The data
········

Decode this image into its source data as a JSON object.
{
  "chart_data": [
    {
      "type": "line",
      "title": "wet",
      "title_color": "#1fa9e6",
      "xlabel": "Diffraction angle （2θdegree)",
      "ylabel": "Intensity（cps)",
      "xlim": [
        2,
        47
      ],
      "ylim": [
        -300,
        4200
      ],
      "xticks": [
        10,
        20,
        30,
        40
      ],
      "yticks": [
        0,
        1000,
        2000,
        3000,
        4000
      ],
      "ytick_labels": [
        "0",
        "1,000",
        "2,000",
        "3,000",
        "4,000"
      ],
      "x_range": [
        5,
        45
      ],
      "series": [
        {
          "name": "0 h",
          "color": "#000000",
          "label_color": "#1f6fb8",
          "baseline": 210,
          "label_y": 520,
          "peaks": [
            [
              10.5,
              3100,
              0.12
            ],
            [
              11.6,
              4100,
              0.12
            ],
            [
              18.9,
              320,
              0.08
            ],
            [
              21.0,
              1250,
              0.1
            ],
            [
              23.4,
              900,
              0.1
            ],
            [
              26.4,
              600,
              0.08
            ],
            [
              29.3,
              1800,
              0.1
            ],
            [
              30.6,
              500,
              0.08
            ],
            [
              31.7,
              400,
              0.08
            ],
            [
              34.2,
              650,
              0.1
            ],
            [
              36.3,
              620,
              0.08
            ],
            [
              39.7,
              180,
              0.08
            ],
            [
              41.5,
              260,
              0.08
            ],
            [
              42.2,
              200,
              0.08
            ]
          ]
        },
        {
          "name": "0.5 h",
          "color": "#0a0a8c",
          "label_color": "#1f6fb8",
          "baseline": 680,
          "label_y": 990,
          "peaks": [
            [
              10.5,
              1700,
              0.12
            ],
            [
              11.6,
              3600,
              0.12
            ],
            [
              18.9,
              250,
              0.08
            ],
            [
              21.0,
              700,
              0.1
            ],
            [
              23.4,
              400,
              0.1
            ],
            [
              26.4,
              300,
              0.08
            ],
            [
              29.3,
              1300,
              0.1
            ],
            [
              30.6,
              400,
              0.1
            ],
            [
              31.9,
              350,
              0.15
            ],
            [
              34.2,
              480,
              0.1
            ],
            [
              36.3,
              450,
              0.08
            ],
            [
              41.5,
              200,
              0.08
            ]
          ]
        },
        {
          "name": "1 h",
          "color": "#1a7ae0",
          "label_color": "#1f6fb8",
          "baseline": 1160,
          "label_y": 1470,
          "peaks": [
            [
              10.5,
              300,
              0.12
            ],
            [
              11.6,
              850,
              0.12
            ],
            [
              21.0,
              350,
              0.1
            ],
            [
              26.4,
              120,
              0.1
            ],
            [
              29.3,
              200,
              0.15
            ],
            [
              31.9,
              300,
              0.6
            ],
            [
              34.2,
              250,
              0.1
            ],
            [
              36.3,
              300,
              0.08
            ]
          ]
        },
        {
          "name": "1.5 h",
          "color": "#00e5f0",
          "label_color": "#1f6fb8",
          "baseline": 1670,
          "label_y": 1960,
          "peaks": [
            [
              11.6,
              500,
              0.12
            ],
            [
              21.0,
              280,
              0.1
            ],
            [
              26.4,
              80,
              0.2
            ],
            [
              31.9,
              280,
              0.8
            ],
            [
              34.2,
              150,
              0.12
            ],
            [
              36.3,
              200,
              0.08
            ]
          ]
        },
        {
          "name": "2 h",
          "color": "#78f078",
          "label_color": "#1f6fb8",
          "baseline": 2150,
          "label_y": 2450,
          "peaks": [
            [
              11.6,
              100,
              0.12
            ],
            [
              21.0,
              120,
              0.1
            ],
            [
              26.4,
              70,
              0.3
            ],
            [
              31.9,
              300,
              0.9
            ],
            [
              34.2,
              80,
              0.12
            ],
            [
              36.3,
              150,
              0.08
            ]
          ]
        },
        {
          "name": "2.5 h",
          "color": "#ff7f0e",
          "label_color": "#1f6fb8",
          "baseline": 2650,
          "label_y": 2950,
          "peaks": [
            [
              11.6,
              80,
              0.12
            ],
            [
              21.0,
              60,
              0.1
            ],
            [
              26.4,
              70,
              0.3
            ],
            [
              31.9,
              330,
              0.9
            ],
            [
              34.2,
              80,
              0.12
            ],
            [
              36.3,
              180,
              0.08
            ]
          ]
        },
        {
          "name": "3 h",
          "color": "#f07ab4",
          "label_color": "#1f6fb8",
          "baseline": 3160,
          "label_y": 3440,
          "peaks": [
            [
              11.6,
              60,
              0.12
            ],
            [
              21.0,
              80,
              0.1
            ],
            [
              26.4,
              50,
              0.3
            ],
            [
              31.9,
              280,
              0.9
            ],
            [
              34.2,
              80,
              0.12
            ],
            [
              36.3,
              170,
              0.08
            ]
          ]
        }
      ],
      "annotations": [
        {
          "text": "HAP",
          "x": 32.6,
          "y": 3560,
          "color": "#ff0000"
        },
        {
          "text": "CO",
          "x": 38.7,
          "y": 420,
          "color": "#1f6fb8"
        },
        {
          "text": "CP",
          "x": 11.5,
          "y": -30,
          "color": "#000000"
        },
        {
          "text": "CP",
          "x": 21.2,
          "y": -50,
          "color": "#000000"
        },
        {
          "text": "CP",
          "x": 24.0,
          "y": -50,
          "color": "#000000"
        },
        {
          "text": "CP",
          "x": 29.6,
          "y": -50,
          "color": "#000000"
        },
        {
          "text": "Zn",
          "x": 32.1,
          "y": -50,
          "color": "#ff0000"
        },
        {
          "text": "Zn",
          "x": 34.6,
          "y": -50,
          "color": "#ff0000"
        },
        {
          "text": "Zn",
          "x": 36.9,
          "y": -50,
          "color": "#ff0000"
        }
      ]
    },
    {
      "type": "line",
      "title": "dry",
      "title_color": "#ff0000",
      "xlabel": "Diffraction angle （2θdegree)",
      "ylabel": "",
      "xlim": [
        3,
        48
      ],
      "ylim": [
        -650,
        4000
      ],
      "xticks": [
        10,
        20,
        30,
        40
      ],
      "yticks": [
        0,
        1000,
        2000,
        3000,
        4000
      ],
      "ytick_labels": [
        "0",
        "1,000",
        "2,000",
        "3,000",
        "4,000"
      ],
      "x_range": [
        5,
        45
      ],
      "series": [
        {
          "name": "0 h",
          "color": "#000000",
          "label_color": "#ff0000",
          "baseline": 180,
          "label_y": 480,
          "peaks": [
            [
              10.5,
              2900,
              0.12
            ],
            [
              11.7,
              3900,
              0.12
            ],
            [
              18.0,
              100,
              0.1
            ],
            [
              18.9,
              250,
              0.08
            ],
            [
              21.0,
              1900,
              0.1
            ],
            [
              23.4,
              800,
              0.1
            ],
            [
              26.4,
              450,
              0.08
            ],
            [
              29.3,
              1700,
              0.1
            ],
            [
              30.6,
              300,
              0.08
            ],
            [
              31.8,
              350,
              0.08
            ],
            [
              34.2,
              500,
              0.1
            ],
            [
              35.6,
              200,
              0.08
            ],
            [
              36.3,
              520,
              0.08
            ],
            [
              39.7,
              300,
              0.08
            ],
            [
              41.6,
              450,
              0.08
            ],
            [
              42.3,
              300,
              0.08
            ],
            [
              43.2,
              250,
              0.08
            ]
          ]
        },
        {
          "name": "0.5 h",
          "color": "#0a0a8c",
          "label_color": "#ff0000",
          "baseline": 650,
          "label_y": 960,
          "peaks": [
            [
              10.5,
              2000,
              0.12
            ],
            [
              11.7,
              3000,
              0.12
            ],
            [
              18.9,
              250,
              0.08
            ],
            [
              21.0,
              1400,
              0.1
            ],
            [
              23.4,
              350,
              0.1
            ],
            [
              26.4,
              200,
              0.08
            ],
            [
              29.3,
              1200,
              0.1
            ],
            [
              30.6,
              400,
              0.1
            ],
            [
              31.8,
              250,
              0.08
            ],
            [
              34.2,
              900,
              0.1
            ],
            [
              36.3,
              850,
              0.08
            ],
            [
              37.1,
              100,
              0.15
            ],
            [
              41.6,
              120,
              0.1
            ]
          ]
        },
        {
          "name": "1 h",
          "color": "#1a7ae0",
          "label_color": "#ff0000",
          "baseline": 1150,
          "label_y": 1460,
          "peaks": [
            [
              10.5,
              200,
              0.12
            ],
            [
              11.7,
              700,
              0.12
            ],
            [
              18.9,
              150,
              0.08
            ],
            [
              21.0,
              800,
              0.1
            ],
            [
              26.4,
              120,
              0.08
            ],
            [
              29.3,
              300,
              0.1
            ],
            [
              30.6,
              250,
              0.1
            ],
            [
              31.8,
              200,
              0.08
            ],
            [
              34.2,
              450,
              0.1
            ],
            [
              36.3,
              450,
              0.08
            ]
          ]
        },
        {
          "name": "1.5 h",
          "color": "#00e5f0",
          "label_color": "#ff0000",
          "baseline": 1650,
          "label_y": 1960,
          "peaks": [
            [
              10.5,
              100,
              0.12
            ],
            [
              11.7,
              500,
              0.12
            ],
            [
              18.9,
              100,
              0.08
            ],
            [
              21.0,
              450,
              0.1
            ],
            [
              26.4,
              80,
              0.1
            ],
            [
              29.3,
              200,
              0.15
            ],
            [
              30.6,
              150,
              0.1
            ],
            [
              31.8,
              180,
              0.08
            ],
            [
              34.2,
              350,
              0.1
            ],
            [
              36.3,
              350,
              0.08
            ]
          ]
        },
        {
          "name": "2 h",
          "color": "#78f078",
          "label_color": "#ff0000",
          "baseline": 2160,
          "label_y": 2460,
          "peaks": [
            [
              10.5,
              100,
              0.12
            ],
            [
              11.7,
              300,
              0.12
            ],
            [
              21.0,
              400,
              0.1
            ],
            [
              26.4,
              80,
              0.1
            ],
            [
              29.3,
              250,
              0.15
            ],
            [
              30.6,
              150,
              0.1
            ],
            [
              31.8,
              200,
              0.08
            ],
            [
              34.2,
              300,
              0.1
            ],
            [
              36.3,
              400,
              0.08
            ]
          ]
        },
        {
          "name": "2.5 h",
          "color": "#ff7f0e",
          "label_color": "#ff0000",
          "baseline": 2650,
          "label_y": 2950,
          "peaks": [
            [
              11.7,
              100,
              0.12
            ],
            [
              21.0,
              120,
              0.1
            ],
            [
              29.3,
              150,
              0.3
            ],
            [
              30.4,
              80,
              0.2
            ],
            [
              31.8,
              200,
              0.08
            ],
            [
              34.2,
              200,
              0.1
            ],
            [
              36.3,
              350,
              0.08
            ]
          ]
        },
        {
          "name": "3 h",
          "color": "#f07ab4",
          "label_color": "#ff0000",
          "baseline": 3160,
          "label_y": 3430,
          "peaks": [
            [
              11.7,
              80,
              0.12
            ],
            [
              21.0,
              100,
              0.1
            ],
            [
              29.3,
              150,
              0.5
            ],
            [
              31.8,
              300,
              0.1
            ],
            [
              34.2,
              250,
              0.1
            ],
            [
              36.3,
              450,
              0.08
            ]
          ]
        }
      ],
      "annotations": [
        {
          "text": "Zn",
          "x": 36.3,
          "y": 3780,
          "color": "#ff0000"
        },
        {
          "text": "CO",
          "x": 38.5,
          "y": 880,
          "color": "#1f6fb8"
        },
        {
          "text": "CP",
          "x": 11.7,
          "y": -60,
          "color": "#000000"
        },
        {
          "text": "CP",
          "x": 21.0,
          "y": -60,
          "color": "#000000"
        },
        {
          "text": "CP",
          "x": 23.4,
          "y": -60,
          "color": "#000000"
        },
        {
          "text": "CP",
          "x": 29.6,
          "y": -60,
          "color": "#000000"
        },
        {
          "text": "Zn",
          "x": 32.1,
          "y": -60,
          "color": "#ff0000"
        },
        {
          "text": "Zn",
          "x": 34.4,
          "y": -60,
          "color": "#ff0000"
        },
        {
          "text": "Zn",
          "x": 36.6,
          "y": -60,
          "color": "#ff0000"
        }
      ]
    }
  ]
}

········

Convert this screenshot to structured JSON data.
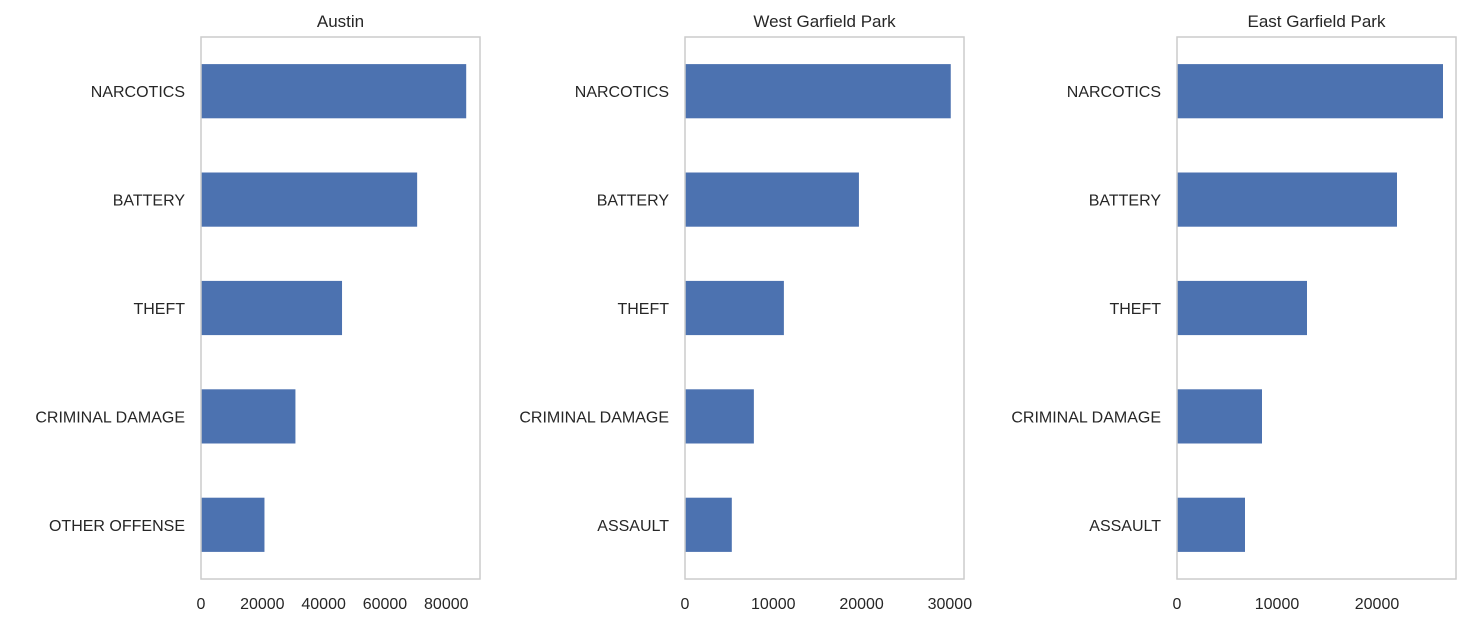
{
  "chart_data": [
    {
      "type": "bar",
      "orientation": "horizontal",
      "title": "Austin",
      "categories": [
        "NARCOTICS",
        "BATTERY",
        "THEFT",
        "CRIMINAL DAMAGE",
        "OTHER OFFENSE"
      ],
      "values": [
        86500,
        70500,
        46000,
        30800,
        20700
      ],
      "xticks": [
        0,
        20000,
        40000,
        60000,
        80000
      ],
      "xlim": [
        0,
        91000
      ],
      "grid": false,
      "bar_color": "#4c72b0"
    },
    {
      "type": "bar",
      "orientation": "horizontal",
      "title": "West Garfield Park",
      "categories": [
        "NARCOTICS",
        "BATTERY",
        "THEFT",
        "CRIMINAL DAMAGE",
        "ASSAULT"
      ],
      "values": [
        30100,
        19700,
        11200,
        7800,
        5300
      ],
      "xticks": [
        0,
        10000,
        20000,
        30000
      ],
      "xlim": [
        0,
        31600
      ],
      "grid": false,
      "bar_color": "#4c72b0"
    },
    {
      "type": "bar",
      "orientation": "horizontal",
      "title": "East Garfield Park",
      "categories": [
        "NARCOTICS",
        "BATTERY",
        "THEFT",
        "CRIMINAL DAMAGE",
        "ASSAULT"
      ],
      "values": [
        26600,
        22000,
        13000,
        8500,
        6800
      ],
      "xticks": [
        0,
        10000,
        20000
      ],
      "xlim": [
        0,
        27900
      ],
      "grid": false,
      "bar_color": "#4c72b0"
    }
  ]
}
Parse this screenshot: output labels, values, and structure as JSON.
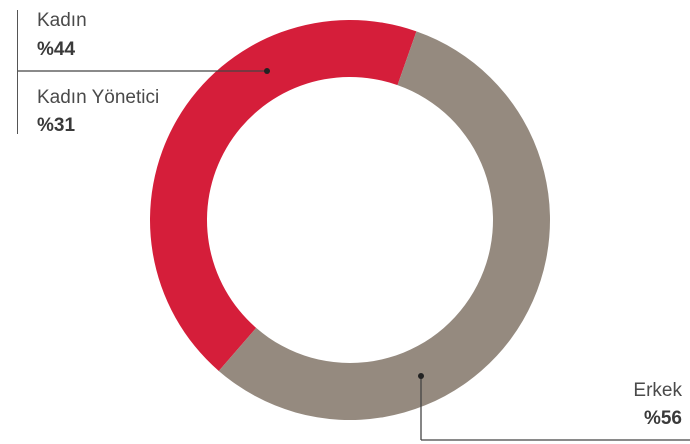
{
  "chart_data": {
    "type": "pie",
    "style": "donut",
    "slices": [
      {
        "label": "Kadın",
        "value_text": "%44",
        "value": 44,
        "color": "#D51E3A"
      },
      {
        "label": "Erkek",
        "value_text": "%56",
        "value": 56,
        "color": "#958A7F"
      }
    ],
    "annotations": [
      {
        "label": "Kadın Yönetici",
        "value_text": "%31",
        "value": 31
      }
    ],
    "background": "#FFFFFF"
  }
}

········

Set problem
Determine the number of lines in the listing that contain the string "Park". Write that number and nothing else.

Response to this task
2